### SOURCE RECORDS
□ □ □ □ □ □ □
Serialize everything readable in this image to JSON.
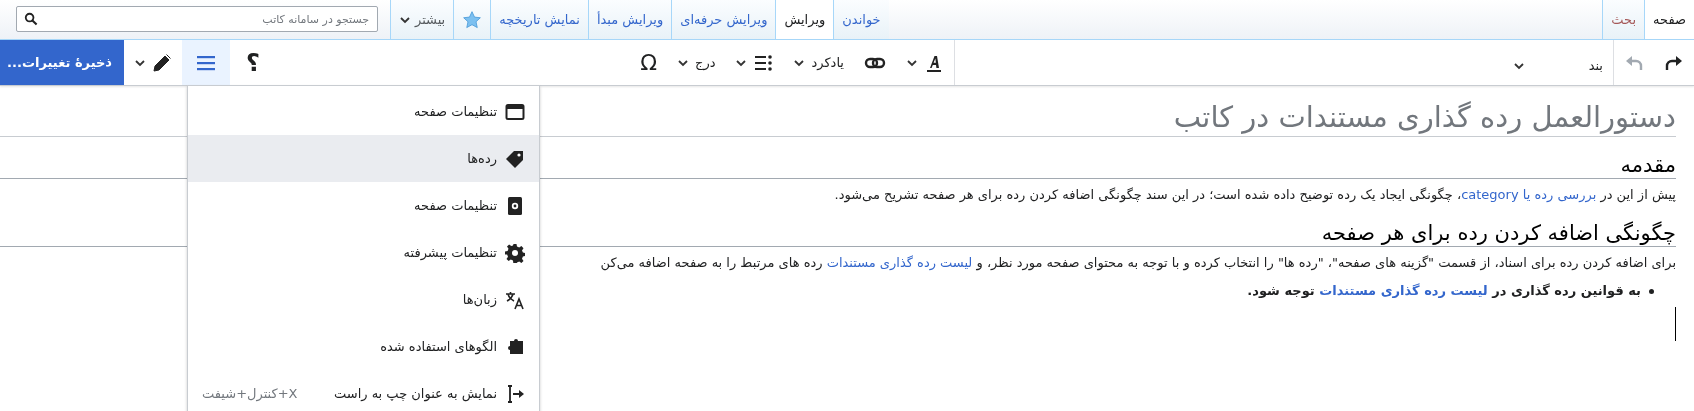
{
  "page_tabs": [
    {
      "label": "صفحه",
      "selected": true,
      "missing": false
    },
    {
      "label": "بحث",
      "selected": false,
      "missing": true
    }
  ],
  "view_tabs": [
    {
      "label": "خواندن",
      "selected": false
    },
    {
      "label": "ویرایش",
      "selected": true
    },
    {
      "label": "ویرایش حرفه‌ای",
      "selected": false
    },
    {
      "label": "ویرایش مبدأ",
      "selected": false
    },
    {
      "label": "نمایش تاریخچه",
      "selected": false
    }
  ],
  "watch": {
    "on": false
  },
  "more": {
    "label": "بیشتر"
  },
  "search": {
    "placeholder": "جستجو در سامانه کاتب"
  },
  "toolbar": {
    "redo": {
      "disabled": false
    },
    "undo": {
      "disabled": true
    },
    "paragraph": "بند",
    "cite": "یادکرد",
    "insert": "درج",
    "special": "Ω",
    "help": "؟",
    "menu_open": true
  },
  "save_button": {
    "label": "ذخیرهٔ تغییرات..."
  },
  "menu": {
    "items": [
      {
        "label": "تنظیمات صفحه",
        "selected": false
      },
      {
        "label": "رده‌ها",
        "selected": true
      },
      {
        "label": "تنظیمات صفحه",
        "selected": false
      },
      {
        "label": "تنظیمات پیشرفته",
        "selected": false
      },
      {
        "label": "زبان‌ها",
        "selected": false
      },
      {
        "label": "الگوهای استفاده شده",
        "selected": false
      },
      {
        "label": "نمایش به عنوان چپ به راست",
        "selected": false,
        "shortcut": "X+کنترل+شیفت"
      }
    ]
  },
  "content": {
    "title": "دستورالعمل رده گذاری مستندات در کاتب",
    "blocks": [
      {
        "kind": "heading",
        "text": "مقدمه"
      },
      {
        "kind": "paragraph",
        "segments": [
          {
            "text": "پیش از این در ",
            "link": false
          },
          {
            "text": "بررسی رده یا category",
            "link": true
          },
          {
            "text": "، چگونگی ایجاد یک رده توضیح داده شده است؛ در این سند چگونگی اضافه کردن رده برای هر صفحه تشریح می‌شود.",
            "link": false
          }
        ]
      },
      {
        "kind": "heading",
        "text": "چگونگی اضافه کردن رده برای هر صفحه"
      },
      {
        "kind": "paragraph",
        "segments": [
          {
            "text": "برای اضافه کردن رده برای اسناد، از قسمت \"گزینه های صفحه\"، \"رده ها\" را انتخاب کرده و با توجه به محتوای صفحه مورد نظر، و ",
            "link": false
          },
          {
            "text": "لیست رده گذاری مستندات",
            "link": true
          },
          {
            "text": " رده های مرتبط را به صفحه اضافه می‌کن",
            "link": false
          }
        ]
      },
      {
        "kind": "bullet",
        "segments": [
          {
            "text": "به قوانین رده گذاری در ",
            "link": false
          },
          {
            "text": "لیست رده گذاری مستندات",
            "link": true
          },
          {
            "text": " توجه شود.",
            "link": false
          }
        ]
      }
    ]
  }
}
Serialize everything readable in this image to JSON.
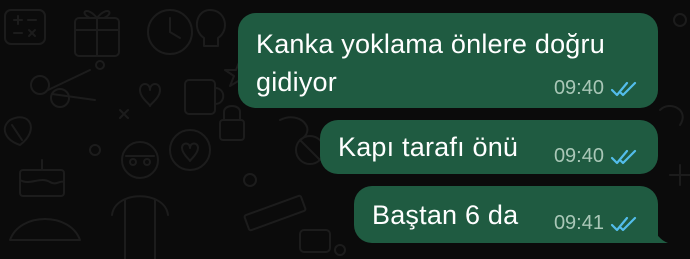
□ □ □ □ □ □ □
### THE TASK
Return each line of the data, keeping its wording exact and omitting pictures.

### PROBLEM SOLUTION
Serialize everything readable in this image to JSON.
{
  "page_tabs": [
    {
      "label": "صفحه",
      "selected": true,
      "missing": false
    },
    {
      "label": "بحث",
      "selected": false,
      "missing": true
    }
  ],
  "view_tabs": [
    {
      "label": "خواندن",
      "selected": false
    },
    {
      "label": "ویرایش",
      "selected": true
    },
    {
      "label": "ویرایش حرفه‌ای",
      "selected": false
    },
    {
      "label": "ویرایش مبدأ",
      "selected": false
    },
    {
      "label": "نمایش تاریخچه",
      "selected": false
    }
  ],
  "watch": {
    "on": false
  },
  "more": {
    "label": "بیشتر"
  },
  "search": {
    "placeholder": "جستجو در سامانه کاتب"
  },
  "toolbar": {
    "redo": {
      "disabled": false
    },
    "undo": {
      "disabled": true
    },
    "paragraph": "بند",
    "cite": "یادکرد",
    "insert": "درج",
    "special": "Ω",
    "help": "؟",
    "menu_open": true
  },
  "save_button": {
    "label": "ذخیرهٔ تغییرات..."
  },
  "menu": {
    "items": [
      {
        "label": "تنظیمات صفحه",
        "selected": false
      },
      {
        "label": "رده‌ها",
        "selected": true
      },
      {
        "label": "تنظیمات صفحه",
        "selected": false
      },
      {
        "label": "تنظیمات پیشرفته",
        "selected": false
      },
      {
        "label": "زبان‌ها",
        "selected": false
      },
      {
        "label": "الگوهای استفاده شده",
        "selected": false
      },
      {
        "label": "نمایش به عنوان چپ به راست",
        "selected": false,
        "shortcut": "X+کنترل+شیفت"
      }
    ]
  },
  "content": {
    "title": "دستورالعمل رده گذاری مستندات در کاتب",
    "blocks": [
      {
        "kind": "heading",
        "text": "مقدمه"
      },
      {
        "kind": "paragraph",
        "segments": [
          {
            "text": "پیش از این در ",
            "link": false
          },
          {
            "text": "بررسی رده یا category",
            "link": true
          },
          {
            "text": "، چگونگی ایجاد یک رده توضیح داده شده است؛ در این سند چگونگی اضافه کردن رده برای هر صفحه تشریح می‌شود.",
            "link": false
          }
        ]
      },
      {
        "kind": "heading",
        "text": "چگونگی اضافه کردن رده برای هر صفحه"
      },
      {
        "kind": "paragraph",
        "segments": [
          {
            "text": "برای اضافه کردن رده برای اسناد، از قسمت \"گزینه های صفحه\"، \"رده ها\" را انتخاب کرده و با توجه به محتوای صفحه مورد نظر، و ",
            "link": false
          },
          {
            "text": "لیست رده گذاری مستندات",
            "link": true
          },
          {
            "text": " رده های مرتبط را به صفحه اضافه می‌کن",
            "link": false
          }
        ]
      },
      {
        "kind": "bullet",
        "segments": [
          {
            "text": "به قوانین رده گذاری در ",
            "link": false
          },
          {
            "text": "لیست رده گذاری مستندات",
            "link": true
          },
          {
            "text": " توجه شود.",
            "link": false
          }
        ]
      }
    ]
  }
}
Serialize everything readable in this image to JSON.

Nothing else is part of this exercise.